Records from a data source
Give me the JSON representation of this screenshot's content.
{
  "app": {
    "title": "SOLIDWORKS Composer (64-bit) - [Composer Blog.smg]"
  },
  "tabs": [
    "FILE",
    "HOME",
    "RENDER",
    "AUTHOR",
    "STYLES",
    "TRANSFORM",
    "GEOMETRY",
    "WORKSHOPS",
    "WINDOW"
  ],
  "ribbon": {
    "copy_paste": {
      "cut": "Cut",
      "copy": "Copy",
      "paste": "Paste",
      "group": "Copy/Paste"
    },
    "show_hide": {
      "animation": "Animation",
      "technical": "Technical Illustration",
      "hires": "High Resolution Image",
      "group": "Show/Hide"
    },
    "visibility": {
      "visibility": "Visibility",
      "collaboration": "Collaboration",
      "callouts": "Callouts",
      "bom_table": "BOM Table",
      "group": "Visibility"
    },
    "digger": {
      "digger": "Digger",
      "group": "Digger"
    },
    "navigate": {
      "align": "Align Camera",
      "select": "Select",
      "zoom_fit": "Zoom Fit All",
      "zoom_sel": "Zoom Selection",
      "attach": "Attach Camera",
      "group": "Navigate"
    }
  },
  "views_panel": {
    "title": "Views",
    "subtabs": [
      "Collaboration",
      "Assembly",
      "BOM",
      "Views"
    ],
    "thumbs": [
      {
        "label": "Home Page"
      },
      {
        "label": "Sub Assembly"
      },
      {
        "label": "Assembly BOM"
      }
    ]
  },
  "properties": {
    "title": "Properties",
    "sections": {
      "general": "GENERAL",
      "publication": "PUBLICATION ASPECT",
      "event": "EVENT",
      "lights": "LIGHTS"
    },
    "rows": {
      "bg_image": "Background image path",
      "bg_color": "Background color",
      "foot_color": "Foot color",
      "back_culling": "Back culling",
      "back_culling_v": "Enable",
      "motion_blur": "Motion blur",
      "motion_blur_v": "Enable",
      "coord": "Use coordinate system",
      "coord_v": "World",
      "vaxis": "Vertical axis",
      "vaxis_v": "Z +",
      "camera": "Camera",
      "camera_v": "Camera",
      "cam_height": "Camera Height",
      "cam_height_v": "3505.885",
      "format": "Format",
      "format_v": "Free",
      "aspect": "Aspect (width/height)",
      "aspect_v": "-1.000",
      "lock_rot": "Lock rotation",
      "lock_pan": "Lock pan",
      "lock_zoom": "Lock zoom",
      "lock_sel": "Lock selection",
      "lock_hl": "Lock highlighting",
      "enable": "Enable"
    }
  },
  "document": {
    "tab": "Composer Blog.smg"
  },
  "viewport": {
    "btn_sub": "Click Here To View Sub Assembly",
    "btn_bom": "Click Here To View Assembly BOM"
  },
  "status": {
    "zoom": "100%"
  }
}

## Problem statement
Identify and list each line with the word "title".

## Problem solution
    "title": "SOLIDWORKS Composer (64-bit) - [Composer Blog.smg]"
    "title": "Views",
    "title": "Properties",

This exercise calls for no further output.